The data protection directive has already set a standard, requiring data controllers to take adequate care of personal data. Will breach notification measures really encourage data controllers to "up their game"? I don't think that behaviours will necessarily change. Especially with regard to those data breaches which involve simple human errors and affect just one or two victims. It's hard to put in place technical controls that provide cast iron guarantees that individuals won't make simple mistakes when dealing with individual data records. It's much easier to put in place technical controls that encrypt large volumes of information that is transported from one place or another.

I was also depressed because I had just declined an invitation to consider applying to join an expert group set up by the European Network and Information Security Agency. This expert group has been tasked with creating recommendations for technical guidelines for the implementation of compulsory personal data breach notification requirements by communication and internet service providers.

But why do we need technical guidance on a common breach notification format if it is wholly unclear whether regulators in each of the EC member states were going to adopt a common approach to the breach notifications that they'll be sent? Why expect people to fill in the same form if, in some states, it will be thrown straight in the bin? And in others, only a cursory glance will be given to it as the staff in that office are too busy working on more important issues?

_The task_
Continue the commentary on data breach notification from the point at which it stops.

_Data_
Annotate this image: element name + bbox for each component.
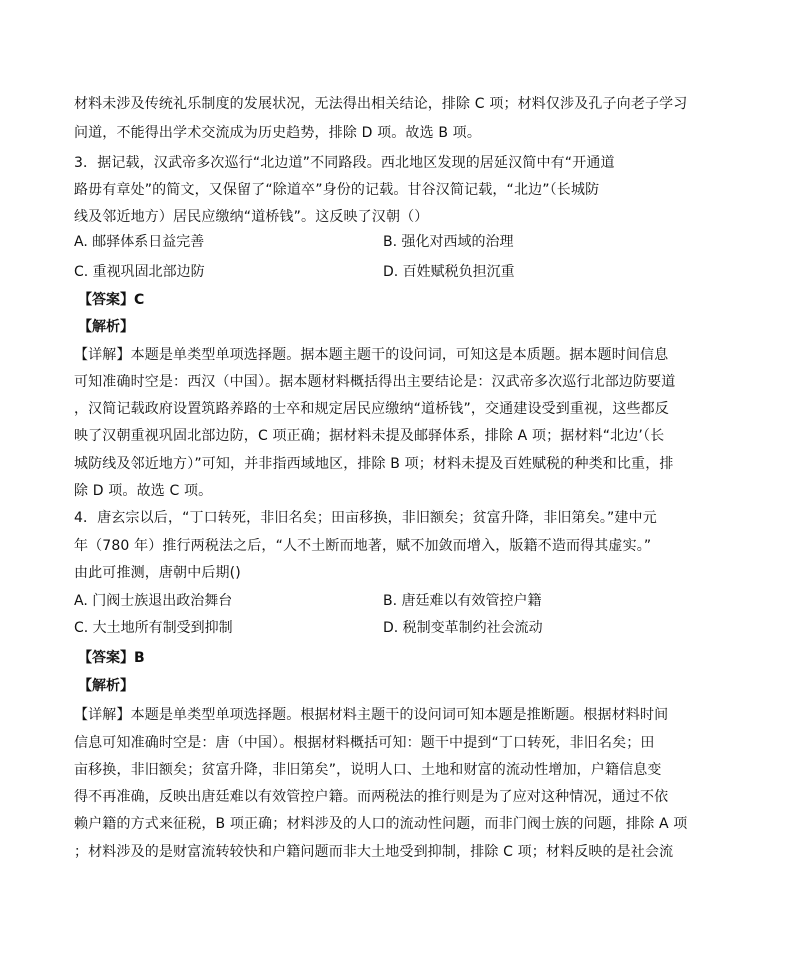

_Task output_
Another reason for my not wanting to join the group was that the experts were only scheduled to meet once or twice more, and none of the people I knew to be members of that group of experts were people who were employed by communication or internet service providers. The final draft is scheduled to be presented to those who commissioned it at the end of this month. Critics may well argue that the standard will appear to have been created by no expert who had any practical experience of trying to determine whether the security incidents they were actually experiencing met the various statutory and regulatory definitions of personal data security breaches.

So why should I join a group solely comprised of people involved in regulating and enforcing, rather than implementing, these issues? If they didn't need the experience of practitioners when they started work to develop this common reporting and response format, would I simply have been there for a spot of window dressing at the end?

If I had been invited to participate at the commencement of the expert group, I expect that I would have pointed out the absurdity of expecting large numbers of data controllers to promptly notify regulators of the most minor of breaches. I would have urged a harm-based approach with thresholds that were sufficiently high to ensure that regulators would take notice of the incident, once they had received a report. So I can understand why I wasn't invited earlier.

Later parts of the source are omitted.